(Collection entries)
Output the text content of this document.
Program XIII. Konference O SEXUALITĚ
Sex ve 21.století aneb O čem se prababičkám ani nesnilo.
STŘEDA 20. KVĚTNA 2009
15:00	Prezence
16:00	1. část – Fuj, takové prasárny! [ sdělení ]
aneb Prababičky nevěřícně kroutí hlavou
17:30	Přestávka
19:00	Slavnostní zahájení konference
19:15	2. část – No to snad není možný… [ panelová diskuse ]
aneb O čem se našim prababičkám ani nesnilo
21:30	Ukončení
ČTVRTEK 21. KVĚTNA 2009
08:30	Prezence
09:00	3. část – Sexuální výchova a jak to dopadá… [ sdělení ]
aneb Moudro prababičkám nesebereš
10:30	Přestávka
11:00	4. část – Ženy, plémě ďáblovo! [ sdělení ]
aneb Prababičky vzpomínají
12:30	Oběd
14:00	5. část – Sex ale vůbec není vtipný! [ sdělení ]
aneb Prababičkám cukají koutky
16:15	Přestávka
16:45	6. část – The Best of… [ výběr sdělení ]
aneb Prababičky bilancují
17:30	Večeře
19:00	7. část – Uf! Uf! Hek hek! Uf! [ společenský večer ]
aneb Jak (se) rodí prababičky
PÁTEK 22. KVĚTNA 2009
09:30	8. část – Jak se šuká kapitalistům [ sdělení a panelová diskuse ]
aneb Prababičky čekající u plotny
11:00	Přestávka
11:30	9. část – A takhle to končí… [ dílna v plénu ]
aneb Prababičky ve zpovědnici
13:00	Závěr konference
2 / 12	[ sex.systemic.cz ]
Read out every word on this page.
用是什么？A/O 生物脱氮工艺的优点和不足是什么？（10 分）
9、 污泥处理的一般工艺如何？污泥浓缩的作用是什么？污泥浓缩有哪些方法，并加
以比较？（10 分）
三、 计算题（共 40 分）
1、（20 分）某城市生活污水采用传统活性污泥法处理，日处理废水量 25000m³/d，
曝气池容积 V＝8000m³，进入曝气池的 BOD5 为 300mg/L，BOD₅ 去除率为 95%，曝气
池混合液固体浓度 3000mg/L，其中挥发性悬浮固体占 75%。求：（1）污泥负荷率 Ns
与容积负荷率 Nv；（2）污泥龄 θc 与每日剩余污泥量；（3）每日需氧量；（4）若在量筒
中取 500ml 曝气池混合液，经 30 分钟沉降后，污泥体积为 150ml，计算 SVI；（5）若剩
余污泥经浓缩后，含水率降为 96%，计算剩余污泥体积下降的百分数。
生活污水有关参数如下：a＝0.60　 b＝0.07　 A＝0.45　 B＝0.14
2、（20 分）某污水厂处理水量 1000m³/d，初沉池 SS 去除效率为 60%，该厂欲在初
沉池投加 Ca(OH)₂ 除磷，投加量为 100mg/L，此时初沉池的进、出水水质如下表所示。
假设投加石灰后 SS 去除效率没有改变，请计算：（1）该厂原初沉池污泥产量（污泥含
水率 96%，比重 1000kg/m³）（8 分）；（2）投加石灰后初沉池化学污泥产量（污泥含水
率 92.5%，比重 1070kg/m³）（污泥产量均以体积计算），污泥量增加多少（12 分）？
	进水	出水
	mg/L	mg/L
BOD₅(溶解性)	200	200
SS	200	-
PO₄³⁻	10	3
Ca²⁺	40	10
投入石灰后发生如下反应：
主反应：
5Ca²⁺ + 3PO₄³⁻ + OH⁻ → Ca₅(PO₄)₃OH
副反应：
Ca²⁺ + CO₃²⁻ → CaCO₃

◆ The request ◆
Restate the data above exactly, keeping each word as it stands.

◆ Output of the exercise ◆
Output the text content of this document.
Program XIII. Konference O SEXUALITĚ
Sex ve 21.století aneb O čem se prababičkám ani nesnilo.
STŘEDA 20. KVĚTNA 2009
15:00	Prezence
16:00	1. část – Fuj, takové prasárny! [ sdělení ]
aneb Prababičky nevěřícně kroutí hlavou
17:30	Přestávka
19:00	Slavnostní zahájení konference
19:15	2. část – No to snad není možný… [ panelová diskuse ]
aneb O čem se našim prababičkám ani nesnilo
21:30	Ukončení
ČTVRTEK 21. KVĚTNA 2009
08:30	Prezence
09:00	3. část – Sexuální výchova a jak to dopadá… [ sdělení ]
aneb Moudro prababičkám nesebereš
10:30	Přestávka
11:00	4. část – Ženy, plémě ďáblovo! [ sdělení ]
aneb Prababičky vzpomínají
12:30	Oběd
14:00	5. část – Sex ale vůbec není vtipný! [ sdělení ]
aneb Prababičkám cukají koutky
16:15	Přestávka
16:45	6. část – The Best of… [ výběr sdělení ]
aneb Prababičky bilancují
17:30	Večeře
19:00	7. část – Uf! Uf! Hek hek! Uf! [ společenský večer ]
aneb Jak (se) rodí prababičky
PÁTEK 22. KVĚTNA 2009
09:30	8. část – Jak se šuká kapitalistům [ sdělení a panelová diskuse ]
aneb Prababičky čekající u plotny
11:00	Přestávka
11:30	9. část – A takhle to končí… [ dílna v plénu ]
aneb Prababičky ve zpovědnici
13:00	Závěr konference
2 / 12	[ sex.systemic.cz ]
Read out every word on this page.
用是什么？A/O 生物脱氮工艺的优点和不足是什么？（10 分）
9、 污泥处理的一般工艺如何？污泥浓缩的作用是什么？污泥浓缩有哪些方法，并加
以比较？（10 分）
三、 计算题（共 40 分）
1、（20 分）某城市生活污水采用传统活性污泥法处理，日处理废水量 25000m³/d，
曝气池容积 V＝8000m³，进入曝气池的 BOD5 为 300mg/L，BOD₅ 去除率为 95%，曝气
池混合液固体浓度 3000mg/L，其中挥发性悬浮固体占 75%。求：（1）污泥负荷率 Ns
与容积负荷率 Nv；（2）污泥龄 θc 与每日剩余污泥量；（3）每日需氧量；（4）若在量筒
中取 500ml 曝气池混合液，经 30 分钟沉降后，污泥体积为 150ml，计算 SVI；（5）若剩
余污泥经浓缩后，含水率降为 96%，计算剩余污泥体积下降的百分数。
生活污水有关参数如下：a＝0.60　 b＝0.07　 A＝0.45　 B＝0.14
2、（20 分）某污水厂处理水量 1000m³/d，初沉池 SS 去除效率为 60%，该厂欲在初
沉池投加 Ca(OH)₂ 除磷，投加量为 100mg/L，此时初沉池的进、出水水质如下表所示。
假设投加石灰后 SS 去除效率没有改变，请计算：（1）该厂原初沉池污泥产量（污泥含
水率 96%，比重 1000kg/m³）（8 分）；（2）投加石灰后初沉池化学污泥产量（污泥含水
率 92.5%，比重 1070kg/m³）（污泥产量均以体积计算），污泥量增加多少（12 分）？
	进水	出水
	mg/L	mg/L
BOD₅(溶解性)	200	200
SS	200	-
PO₄³⁻	10	3
Ca²⁺	40	10
投入石灰后发生如下反应：
主反应：
5Ca²⁺ + 3PO₄³⁻ + OH⁻ → Ca₅(PO₄)₃OH
副反应：
Ca²⁺ + CO₃²⁻ → CaCO₃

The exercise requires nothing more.